●文:ヤングマシン編集部(山崎陸) ●写真:ホンダ
スーパーカブは、そのデザインや優れた燃費性能、信頼性で世界中で愛されるホンダの名車です。とくにとくにアジアでの人気が高いイメージがありますが、じつはじつはアメリカでも高い評価を受けていることをご存じでしょうか。
この記事ではアメリカでスーパーカブが人気になった経緯を紹介し、さらに現行のスーパーカブシリーズのフラッグシップモデルといえる、日米C125の比較から、それぞれの国でのスーパーカブへのニーズや受け入れられ方の違いを紐解いてみたいと思います。
アメリカでスーパーカブが人気になった経緯
1960年代、アメリカのバイク市場は大型バイクが主流でしたが、若者にとって高価で手が出しにくいものでした。さらに、バイクは不良の乗るものという印象もあって、社会に十分に受け入れられているとはいえない状況。
そんな中、スーパーカブが低価格で手軽な乗り物として登場。”ナイセスト・ピープル(NICEST PEOPLE)”と題したホンダのキャンペーンは、バイクは不良の乗り物というイメージを崩し、アメリカにまったく新しい小型バイク文化を生み出しました。
そうして受け入れられた、スーパーカブの使われ方はさまざま。ロサンゼルスの流行に敏感な人々にとっては、流行りのファッションアイテムとして、大学生にとってはクルマより安価な生活の足として愛用されました。1960年代、アメリカの人気バンドのBeach Boysがリトルホンダという曲を発表したことからも、当時のスーパーカブの人気がうかがえます。
スーパーカブをアウトドア仕様に改造した”トレール50″も注目され、狩猟用のハンターカブ、釣り用のフィッシングカブという専用モデルが開発されることになりました。
このようにしてスーパーカブは人々の心をつかみ、アメリカのバイク文化に風穴を開けたのです。
日本と北米のスーパーカブC125のスペック比較
歴史を振り返ったところで、本題のC125日米スペックを比較してみます。公式ホームページ記載のスペックから、一部を抜粋して一覧表にしてみました。

▸ 作業内容:
(a) 本文のうち、「この記事ではアメリカでスーパ」から始まり「られているとはいえない状況。」まで続く部分を、そのまま書き写してください。
(b) 本文に基づいて、次の問いに答えよ。
(i) 1960年代のアメリカのバイク市場で主流だったのは、どのようなバイクか。
(ii) ホンダのキャンペーンには何という題がつけられていたか。
(iii) 狩猟用に開発された専用モデルは何と呼ばれたか。
本文以外の情報は使わないこと。

▸ 記録の抜粋:
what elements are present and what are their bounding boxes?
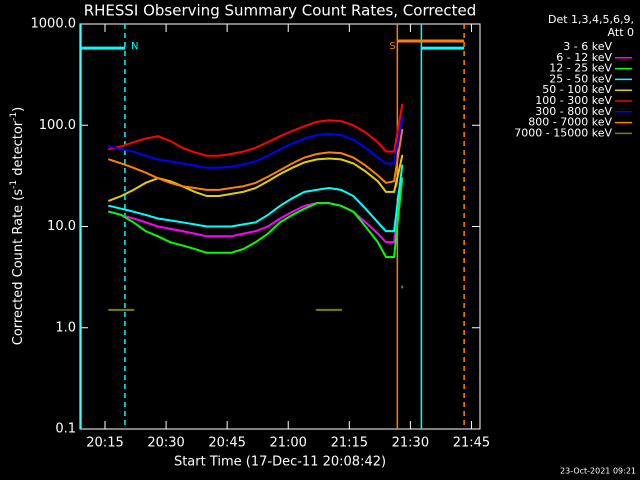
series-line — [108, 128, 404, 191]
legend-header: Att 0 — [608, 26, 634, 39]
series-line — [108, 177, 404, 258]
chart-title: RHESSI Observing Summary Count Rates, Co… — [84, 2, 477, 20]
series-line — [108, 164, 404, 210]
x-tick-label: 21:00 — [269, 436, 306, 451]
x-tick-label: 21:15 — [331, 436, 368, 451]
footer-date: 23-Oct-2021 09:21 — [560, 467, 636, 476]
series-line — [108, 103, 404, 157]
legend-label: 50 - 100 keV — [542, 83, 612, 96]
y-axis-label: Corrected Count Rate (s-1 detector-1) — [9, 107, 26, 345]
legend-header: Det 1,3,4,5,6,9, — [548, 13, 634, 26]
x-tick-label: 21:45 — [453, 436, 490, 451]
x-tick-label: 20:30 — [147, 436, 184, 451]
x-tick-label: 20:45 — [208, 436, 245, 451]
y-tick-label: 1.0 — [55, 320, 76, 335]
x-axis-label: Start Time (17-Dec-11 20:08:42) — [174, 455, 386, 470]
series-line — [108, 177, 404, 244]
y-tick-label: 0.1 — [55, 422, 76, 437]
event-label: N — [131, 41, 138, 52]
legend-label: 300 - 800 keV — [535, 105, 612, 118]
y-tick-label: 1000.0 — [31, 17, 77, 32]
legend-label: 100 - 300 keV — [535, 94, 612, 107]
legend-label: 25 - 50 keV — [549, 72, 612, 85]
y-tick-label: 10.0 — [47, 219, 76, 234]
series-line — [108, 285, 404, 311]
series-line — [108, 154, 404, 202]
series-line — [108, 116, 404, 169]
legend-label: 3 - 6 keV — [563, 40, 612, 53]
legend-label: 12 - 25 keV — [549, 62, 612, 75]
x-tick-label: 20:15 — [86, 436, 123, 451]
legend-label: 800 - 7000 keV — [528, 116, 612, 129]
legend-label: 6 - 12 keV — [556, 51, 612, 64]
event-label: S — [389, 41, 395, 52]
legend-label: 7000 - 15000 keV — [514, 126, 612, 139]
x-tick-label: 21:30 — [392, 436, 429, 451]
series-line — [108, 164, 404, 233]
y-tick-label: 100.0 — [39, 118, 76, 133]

▸ 解答:
(a)
この記事ではアメリカでスーパーカブが人気になった経緯を紹介し、さらに現行のスーパーカブシリーズのフラッグシップモデルといえる、日米C125の比較から、それぞれの国でのスーパーカブへのニーズや受け入れられ方の違いを紐解いてみたいと思います。
アメリカでスーパーカブが人気になった経緯
1960年代、アメリカのバイク市場は大型バイクが主流でしたが、若者にとって高価で手が出しにくいものでした。さらに、バイクは不良の乗るものという印象もあって、社会に十分に受け入れられているとはいえない状況。

(b)
(i) 大型バイク
(ii) ナイセスト・ピープル(NICEST PEOPLE)
(iii) ハンターカブ